(Data entries for graphics)

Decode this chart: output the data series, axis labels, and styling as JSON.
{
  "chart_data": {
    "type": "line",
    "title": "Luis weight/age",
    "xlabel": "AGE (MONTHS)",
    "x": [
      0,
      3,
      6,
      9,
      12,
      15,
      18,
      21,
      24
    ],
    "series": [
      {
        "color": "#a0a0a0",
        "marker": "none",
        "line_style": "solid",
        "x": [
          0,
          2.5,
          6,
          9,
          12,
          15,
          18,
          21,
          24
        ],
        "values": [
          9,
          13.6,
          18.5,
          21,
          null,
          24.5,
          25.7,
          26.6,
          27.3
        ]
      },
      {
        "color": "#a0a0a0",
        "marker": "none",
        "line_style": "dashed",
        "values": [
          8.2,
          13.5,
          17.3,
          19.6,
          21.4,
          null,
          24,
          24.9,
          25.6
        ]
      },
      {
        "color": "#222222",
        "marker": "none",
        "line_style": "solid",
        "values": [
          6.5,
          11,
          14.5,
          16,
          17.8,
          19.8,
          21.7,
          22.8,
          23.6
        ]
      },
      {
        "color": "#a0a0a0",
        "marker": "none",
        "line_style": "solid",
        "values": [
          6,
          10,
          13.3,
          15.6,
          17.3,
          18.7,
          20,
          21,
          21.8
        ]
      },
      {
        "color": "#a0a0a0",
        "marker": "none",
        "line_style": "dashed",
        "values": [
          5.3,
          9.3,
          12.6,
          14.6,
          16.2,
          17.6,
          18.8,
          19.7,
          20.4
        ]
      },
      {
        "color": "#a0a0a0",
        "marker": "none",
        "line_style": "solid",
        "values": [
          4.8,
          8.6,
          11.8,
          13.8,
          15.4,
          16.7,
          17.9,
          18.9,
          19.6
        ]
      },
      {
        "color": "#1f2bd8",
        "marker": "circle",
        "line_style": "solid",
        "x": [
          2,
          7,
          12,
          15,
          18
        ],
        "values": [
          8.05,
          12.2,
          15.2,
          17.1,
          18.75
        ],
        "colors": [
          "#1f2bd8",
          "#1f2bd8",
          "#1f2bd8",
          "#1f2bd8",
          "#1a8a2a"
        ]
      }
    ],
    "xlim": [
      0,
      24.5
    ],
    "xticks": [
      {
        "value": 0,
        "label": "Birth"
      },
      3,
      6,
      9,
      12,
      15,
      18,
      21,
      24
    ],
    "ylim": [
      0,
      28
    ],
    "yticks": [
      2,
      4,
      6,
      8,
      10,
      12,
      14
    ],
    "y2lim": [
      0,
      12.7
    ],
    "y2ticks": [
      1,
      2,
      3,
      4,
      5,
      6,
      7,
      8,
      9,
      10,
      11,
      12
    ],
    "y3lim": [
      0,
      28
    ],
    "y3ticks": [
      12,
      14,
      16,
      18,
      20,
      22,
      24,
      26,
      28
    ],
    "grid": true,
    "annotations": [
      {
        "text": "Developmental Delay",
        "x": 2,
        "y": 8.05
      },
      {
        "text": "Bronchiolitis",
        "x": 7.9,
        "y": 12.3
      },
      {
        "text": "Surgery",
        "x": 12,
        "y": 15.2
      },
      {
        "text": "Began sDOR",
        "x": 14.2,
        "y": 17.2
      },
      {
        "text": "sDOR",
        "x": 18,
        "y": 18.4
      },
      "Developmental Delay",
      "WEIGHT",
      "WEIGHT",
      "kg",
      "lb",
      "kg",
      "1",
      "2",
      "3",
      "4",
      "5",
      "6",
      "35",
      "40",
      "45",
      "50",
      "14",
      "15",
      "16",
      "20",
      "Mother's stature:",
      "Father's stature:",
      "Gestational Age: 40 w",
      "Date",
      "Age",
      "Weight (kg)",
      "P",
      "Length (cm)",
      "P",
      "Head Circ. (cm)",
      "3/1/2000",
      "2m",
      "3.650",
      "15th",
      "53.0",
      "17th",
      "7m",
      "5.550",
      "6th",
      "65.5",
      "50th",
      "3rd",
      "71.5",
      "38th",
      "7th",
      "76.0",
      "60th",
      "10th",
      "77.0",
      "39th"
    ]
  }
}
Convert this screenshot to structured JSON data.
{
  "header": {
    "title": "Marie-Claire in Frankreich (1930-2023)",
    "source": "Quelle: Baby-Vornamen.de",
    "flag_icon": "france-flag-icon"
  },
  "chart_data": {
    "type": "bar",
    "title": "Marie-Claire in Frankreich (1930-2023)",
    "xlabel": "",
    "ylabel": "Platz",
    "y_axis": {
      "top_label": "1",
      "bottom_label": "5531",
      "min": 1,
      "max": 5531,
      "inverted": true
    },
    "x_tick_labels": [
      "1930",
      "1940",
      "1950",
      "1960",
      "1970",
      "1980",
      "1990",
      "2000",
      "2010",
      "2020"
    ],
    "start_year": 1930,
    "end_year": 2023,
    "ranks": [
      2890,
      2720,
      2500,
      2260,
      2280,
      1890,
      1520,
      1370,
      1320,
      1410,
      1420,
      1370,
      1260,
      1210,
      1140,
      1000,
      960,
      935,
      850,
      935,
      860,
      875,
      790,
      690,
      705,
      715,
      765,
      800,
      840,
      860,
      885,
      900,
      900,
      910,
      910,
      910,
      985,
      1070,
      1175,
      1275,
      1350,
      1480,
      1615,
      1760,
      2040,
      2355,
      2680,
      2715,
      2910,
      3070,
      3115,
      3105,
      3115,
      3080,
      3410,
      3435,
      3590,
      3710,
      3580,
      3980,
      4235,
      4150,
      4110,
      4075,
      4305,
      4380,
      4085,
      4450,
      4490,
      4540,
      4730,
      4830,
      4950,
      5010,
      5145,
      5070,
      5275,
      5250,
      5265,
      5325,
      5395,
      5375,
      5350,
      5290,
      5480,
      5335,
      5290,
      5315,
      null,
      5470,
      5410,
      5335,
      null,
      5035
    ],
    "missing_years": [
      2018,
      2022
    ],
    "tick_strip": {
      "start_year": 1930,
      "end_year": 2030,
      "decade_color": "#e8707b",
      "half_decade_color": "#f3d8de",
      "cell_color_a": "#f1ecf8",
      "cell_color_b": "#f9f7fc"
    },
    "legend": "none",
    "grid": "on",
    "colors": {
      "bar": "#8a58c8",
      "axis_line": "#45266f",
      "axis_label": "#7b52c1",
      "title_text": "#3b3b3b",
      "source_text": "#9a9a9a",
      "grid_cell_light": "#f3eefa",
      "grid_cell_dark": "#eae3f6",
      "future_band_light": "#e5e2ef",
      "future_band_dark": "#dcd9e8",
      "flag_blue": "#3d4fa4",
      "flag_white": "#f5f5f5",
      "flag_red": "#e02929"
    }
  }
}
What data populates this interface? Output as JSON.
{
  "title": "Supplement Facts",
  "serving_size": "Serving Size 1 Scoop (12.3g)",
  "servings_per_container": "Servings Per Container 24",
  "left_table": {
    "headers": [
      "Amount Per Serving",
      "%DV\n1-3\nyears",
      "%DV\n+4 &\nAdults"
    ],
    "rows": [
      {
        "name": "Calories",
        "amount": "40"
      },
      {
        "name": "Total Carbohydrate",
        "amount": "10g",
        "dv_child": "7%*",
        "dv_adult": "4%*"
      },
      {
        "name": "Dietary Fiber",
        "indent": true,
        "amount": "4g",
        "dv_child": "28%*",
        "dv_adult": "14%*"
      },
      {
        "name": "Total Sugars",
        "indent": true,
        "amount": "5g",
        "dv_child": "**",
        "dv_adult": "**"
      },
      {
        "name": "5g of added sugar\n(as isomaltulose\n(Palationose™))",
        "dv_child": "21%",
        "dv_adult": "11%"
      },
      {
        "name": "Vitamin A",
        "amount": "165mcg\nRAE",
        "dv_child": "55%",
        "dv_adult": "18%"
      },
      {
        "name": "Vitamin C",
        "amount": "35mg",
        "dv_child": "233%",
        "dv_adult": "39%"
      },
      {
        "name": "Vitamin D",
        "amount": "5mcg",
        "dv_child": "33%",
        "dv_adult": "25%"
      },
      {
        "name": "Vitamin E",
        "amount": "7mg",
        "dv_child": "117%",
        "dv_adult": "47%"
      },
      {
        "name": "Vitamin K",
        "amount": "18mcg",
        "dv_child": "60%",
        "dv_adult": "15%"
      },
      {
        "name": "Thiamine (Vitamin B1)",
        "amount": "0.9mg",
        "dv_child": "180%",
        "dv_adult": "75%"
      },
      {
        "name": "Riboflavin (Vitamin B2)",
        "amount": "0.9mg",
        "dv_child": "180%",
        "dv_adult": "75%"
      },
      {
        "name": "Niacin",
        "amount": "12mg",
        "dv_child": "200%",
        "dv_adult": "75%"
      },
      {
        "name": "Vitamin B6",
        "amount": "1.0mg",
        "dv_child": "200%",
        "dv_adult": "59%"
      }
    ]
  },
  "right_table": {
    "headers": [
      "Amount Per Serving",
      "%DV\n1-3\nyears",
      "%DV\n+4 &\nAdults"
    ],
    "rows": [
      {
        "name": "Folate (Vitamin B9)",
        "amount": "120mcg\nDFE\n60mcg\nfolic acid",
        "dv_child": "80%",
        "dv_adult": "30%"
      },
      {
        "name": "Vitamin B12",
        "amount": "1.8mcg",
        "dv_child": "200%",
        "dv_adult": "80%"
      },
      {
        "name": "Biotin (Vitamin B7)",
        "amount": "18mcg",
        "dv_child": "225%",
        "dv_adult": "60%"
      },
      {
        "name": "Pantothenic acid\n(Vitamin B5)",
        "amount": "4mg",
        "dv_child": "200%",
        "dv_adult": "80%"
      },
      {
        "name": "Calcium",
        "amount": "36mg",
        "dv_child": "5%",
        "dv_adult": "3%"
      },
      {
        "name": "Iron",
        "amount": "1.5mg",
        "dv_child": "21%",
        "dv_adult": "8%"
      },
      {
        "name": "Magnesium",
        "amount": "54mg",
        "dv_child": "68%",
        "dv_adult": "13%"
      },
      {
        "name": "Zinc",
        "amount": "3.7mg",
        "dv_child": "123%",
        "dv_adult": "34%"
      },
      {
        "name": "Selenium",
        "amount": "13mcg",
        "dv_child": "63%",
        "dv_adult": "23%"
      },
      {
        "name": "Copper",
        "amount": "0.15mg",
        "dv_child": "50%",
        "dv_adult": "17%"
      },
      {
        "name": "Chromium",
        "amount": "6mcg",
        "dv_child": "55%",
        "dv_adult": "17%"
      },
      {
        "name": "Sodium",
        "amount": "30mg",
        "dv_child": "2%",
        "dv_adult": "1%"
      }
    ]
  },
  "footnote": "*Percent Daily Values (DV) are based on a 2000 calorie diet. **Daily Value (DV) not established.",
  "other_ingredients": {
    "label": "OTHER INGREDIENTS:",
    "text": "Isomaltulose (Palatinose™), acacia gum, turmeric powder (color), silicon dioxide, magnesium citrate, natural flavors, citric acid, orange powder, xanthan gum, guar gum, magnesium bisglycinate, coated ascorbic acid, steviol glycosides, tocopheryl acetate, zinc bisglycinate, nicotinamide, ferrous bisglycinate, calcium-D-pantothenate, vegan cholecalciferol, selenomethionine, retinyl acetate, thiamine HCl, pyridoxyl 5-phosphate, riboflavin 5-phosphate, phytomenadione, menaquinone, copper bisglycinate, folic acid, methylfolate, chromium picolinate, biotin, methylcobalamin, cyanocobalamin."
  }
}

_What the exercise asks:_ What is the number of lines in the data above that include the word "this"? Answer with that number only.

_Written response:_ 3